**WHAT NEEDS TO BE DONE:**
Beneath this task is a listing; retype all of it exactly.
**** DATA SHOWN
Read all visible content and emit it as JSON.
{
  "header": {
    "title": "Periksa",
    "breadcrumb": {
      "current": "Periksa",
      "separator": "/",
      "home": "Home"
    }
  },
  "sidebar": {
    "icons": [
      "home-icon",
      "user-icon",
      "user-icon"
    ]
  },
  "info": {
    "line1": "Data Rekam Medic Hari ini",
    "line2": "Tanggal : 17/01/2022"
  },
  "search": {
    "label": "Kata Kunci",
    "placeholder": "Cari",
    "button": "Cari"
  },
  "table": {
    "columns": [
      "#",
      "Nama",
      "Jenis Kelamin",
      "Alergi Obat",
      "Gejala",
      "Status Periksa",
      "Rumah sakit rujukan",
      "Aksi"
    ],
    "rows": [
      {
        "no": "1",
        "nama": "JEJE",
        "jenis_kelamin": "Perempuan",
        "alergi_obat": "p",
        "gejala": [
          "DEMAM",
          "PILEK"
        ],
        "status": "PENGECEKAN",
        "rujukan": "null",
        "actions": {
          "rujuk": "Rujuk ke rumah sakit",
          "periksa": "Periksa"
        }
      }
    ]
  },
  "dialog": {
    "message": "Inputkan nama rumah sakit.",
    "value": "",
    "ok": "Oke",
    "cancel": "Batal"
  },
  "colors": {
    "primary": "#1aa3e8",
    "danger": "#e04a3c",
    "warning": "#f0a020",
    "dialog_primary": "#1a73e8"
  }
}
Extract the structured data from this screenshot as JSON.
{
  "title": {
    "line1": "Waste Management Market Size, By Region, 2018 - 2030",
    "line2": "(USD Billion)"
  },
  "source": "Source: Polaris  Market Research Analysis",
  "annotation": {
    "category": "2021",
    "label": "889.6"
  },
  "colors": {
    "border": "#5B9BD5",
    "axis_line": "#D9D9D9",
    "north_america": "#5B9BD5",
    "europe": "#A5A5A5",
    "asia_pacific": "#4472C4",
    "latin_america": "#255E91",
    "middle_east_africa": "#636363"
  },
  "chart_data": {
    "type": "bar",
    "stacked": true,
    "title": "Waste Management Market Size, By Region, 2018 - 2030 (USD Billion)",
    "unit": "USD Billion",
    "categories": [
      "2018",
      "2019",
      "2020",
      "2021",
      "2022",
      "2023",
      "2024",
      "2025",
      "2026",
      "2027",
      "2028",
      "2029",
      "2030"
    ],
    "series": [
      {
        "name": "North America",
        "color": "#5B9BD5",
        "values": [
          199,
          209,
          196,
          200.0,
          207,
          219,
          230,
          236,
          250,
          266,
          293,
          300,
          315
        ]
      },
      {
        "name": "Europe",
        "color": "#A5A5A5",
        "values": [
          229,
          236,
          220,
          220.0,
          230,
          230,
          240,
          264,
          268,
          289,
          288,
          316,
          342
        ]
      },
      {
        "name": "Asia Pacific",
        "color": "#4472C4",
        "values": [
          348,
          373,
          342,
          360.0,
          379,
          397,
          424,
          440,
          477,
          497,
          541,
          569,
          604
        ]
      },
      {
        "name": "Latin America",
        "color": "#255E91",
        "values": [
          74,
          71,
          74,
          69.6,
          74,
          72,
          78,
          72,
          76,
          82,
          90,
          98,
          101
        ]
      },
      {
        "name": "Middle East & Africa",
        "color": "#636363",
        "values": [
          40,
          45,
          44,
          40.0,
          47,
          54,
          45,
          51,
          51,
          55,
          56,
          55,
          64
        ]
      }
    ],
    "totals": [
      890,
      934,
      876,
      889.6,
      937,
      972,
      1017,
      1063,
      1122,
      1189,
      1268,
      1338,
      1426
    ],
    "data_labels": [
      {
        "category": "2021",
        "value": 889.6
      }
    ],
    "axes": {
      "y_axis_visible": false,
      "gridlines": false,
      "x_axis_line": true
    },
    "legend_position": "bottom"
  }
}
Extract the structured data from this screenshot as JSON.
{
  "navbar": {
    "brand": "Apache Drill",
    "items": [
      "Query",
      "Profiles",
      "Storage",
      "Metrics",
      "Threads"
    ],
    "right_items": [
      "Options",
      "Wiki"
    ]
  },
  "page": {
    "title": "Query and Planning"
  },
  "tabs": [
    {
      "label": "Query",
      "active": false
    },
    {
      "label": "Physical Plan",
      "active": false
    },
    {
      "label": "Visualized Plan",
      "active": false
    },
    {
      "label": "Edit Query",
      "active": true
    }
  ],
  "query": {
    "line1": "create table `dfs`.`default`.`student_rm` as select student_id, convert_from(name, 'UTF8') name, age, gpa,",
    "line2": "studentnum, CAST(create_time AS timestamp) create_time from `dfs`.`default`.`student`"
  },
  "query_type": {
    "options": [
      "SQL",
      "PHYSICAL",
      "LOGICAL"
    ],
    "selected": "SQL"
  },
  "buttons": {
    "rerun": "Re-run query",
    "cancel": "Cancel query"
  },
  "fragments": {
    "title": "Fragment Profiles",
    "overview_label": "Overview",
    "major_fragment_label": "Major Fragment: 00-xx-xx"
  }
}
********
**EXERCISE RESPONSE:**
Read all visible content and emit it as JSON.
{
  "header": {
    "title": "Periksa",
    "breadcrumb": {
      "current": "Periksa",
      "separator": "/",
      "home": "Home"
    }
  },
  "sidebar": {
    "icons": [
      "home-icon",
      "user-icon",
      "user-icon"
    ]
  },
  "info": {
    "line1": "Data Rekam Medic Hari ini",
    "line2": "Tanggal : 17/01/2022"
  },
  "search": {
    "label": "Kata Kunci",
    "placeholder": "Cari",
    "button": "Cari"
  },
  "table": {
    "columns": [
      "#",
      "Nama",
      "Jenis Kelamin",
      "Alergi Obat",
      "Gejala",
      "Status Periksa",
      "Rumah sakit rujukan",
      "Aksi"
    ],
    "rows": [
      {
        "no": "1",
        "nama": "JEJE",
        "jenis_kelamin": "Perempuan",
        "alergi_obat": "p",
        "gejala": [
          "DEMAM",
          "PILEK"
        ],
        "status": "PENGECEKAN",
        "rujukan": "null",
        "actions": {
          "rujuk": "Rujuk ke rumah sakit",
          "periksa": "Periksa"
        }
      }
    ]
  },
  "dialog": {
    "message": "Inputkan nama rumah sakit.",
    "value": "",
    "ok": "Oke",
    "cancel": "Batal"
  },
  "colors": {
    "primary": "#1aa3e8",
    "danger": "#e04a3c",
    "warning": "#f0a020",
    "dialog_primary": "#1a73e8"
  }
}
Extract the structured data from this screenshot as JSON.
{
  "title": {
    "line1": "Waste Management Market Size, By Region, 2018 - 2030",
    "line2": "(USD Billion)"
  },
  "source": "Source: Polaris  Market Research Analysis",
  "annotation": {
    "category": "2021",
    "label": "889.6"
  },
  "colors": {
    "border": "#5B9BD5",
    "axis_line": "#D9D9D9",
    "north_america": "#5B9BD5",
    "europe": "#A5A5A5",
    "asia_pacific": "#4472C4",
    "latin_america": "#255E91",
    "middle_east_africa": "#636363"
  },
  "chart_data": {
    "type": "bar",
    "stacked": true,
    "title": "Waste Management Market Size, By Region, 2018 - 2030 (USD Billion)",
    "unit": "USD Billion",
    "categories": [
      "2018",
      "2019",
      "2020",
      "2021",
      "2022",
      "2023",
      "2024",
      "2025",
      "2026",
      "2027",
      "2028",
      "2029",
      "2030"
    ],
    "series": [
      {
        "name": "North America",
        "color": "#5B9BD5",
        "values": [
          199,
          209,
          196,
          200.0,
          207,
          219,
          230,
          236,
          250,
          266,
          293,
          300,
          315
        ]
      },
      {
        "name": "Europe",
        "color": "#A5A5A5",
        "values": [
          229,
          236,
          220,
          220.0,
          230,
          230,
          240,
          264,
          268,
          289,
          288,
          316,
          342
        ]
      },
      {
        "name": "Asia Pacific",
        "color": "#4472C4",
        "values": [
          348,
          373,
          342,
          360.0,
          379,
          397,
          424,
          440,
          477,
          497,
          541,
          569,
          604
        ]
      },
      {
        "name": "Latin America",
        "color": "#255E91",
        "values": [
          74,
          71,
          74,
          69.6,
          74,
          72,
          78,
          72,
          76,
          82,
          90,
          98,
          101
        ]
      },
      {
        "name": "Middle East & Africa",
        "color": "#636363",
        "values": [
          40,
          45,
          44,
          40.0,
          47,
          54,
          45,
          51,
          51,
          55,
          56,
          55,
          64
        ]
      }
    ],
    "totals": [
      890,
      934,
      876,
      889.6,
      937,
      972,
      1017,
      1063,
      1122,
      1189,
      1268,
      1338,
      1426
    ],
    "data_labels": [
      {
        "category": "2021",
        "value": 889.6
      }
    ],
    "axes": {
      "y_axis_visible": false,
      "gridlines": false,
      "x_axis_line": true
    },
    "legend_position": "bottom"
  }
}
Extract the structured data from this screenshot as JSON.
{
  "navbar": {
    "brand": "Apache Drill",
    "items": [
      "Query",
      "Profiles",
      "Storage",
      "Metrics",
      "Threads"
    ],
    "right_items": [
      "Options",
      "Wiki"
    ]
  },
  "page": {
    "title": "Query and Planning"
  },
  "tabs": [
    {
      "label": "Query",
      "active": false
    },
    {
      "label": "Physical Plan",
      "active": false
    },
    {
      "label": "Visualized Plan",
      "active": false
    },
    {
      "label": "Edit Query",
      "active": true
    }
  ],
  "query": {
    "line1": "create table `dfs`.`default`.`student_rm` as select student_id, convert_from(name, 'UTF8') name, age, gpa,",
    "line2": "studentnum, CAST(create_time AS timestamp) create_time from `dfs`.`default`.`student`"
  },
  "query_type": {
    "options": [
      "SQL",
      "PHYSICAL",
      "LOGICAL"
    ],
    "selected": "SQL"
  },
  "buttons": {
    "rerun": "Re-run query",
    "cancel": "Cancel query"
  },
  "fragments": {
    "title": "Fragment Profiles",
    "overview_label": "Overview",
    "major_fragment_label": "Major Fragment: 00-xx-xx"
  }
}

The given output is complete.